(Figure contents as structured data)
□ □ □

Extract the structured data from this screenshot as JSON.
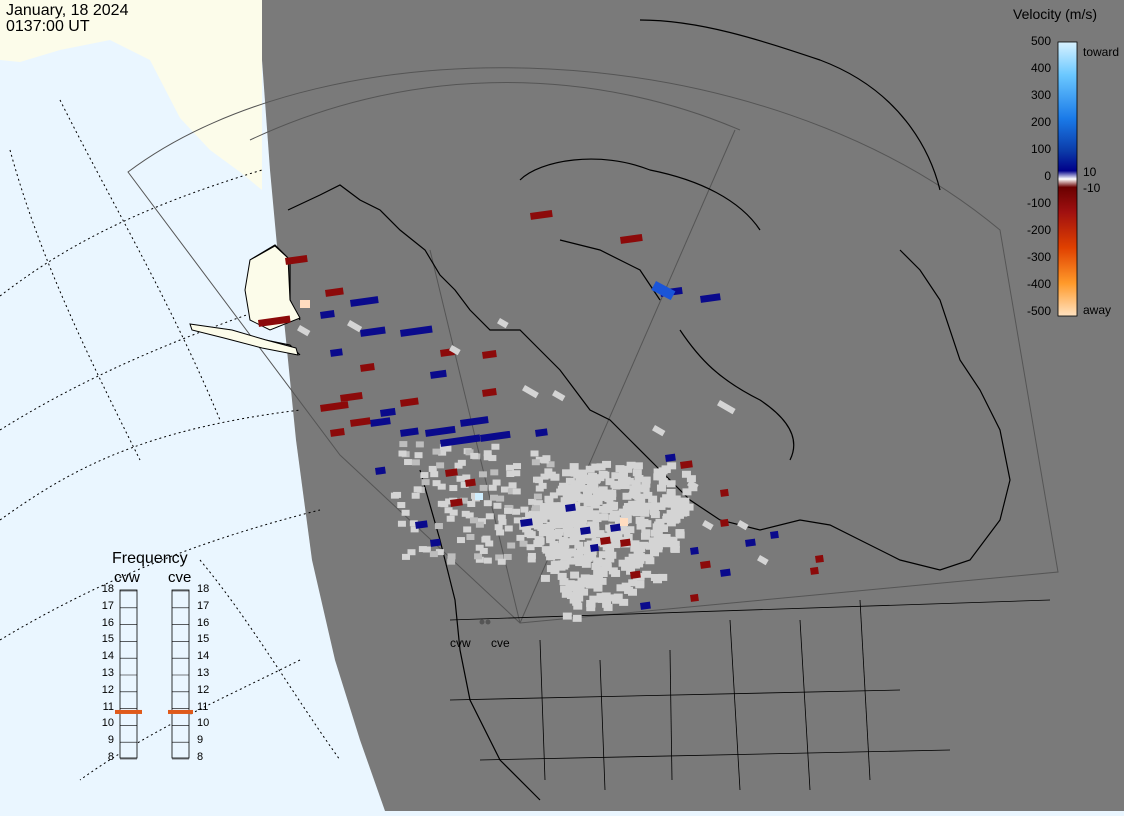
{
  "header": {
    "date": "January, 18 2024",
    "time": "0137:00 UT"
  },
  "velocity_scale": {
    "title": "Velocity (m/s)",
    "ticks": [
      "500",
      "400",
      "300",
      "200",
      "100",
      "0",
      "-100",
      "-200",
      "-300",
      "-400",
      "-500"
    ],
    "side_labels": [
      "toward",
      "10",
      "-10",
      "away"
    ]
  },
  "frequency_panel": {
    "title": "Frequency",
    "radars": [
      {
        "name": "cvw",
        "selected_mhz": 10.8
      },
      {
        "name": "cve",
        "selected_mhz": 10.8
      }
    ],
    "ticks": [
      "18",
      "17",
      "16",
      "15",
      "14",
      "13",
      "12",
      "11",
      "10",
      "9",
      "8"
    ]
  },
  "radar_sites": [
    {
      "label": "cvw"
    },
    {
      "label": "cve"
    }
  ],
  "colors": {
    "night_shade": "#7a7a7a",
    "ocean_day": "#eaf6ff",
    "land_day": "#fcfcea",
    "toward_dark": "#0a0a8c",
    "away_dark": "#8c0a0a",
    "ground_scatter": "#d4d4d4",
    "frequency_marker": "#e05a1a"
  }
}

□ □ □

### Required task
Output the full set of records above without changing a word, and drop the images.

### Result
Extract the structured data from this screenshot as JSON.
{
  "header": {
    "date": "January, 18 2024",
    "time": "0137:00 UT"
  },
  "velocity_scale": {
    "title": "Velocity (m/s)",
    "ticks": [
      "500",
      "400",
      "300",
      "200",
      "100",
      "0",
      "-100",
      "-200",
      "-300",
      "-400",
      "-500"
    ],
    "side_labels": [
      "toward",
      "10",
      "-10",
      "away"
    ]
  },
  "frequency_panel": {
    "title": "Frequency",
    "radars": [
      {
        "name": "cvw",
        "selected_mhz": 10.8
      },
      {
        "name": "cve",
        "selected_mhz": 10.8
      }
    ],
    "ticks": [
      "18",
      "17",
      "16",
      "15",
      "14",
      "13",
      "12",
      "11",
      "10",
      "9",
      "8"
    ]
  },
  "radar_sites": [
    {
      "label": "cvw"
    },
    {
      "label": "cve"
    }
  ],
  "colors": {
    "night_shade": "#7a7a7a",
    "ocean_day": "#eaf6ff",
    "land_day": "#fcfcea",
    "toward_dark": "#0a0a8c",
    "away_dark": "#8c0a0a",
    "ground_scatter": "#d4d4d4",
    "frequency_marker": "#e05a1a"
  }
}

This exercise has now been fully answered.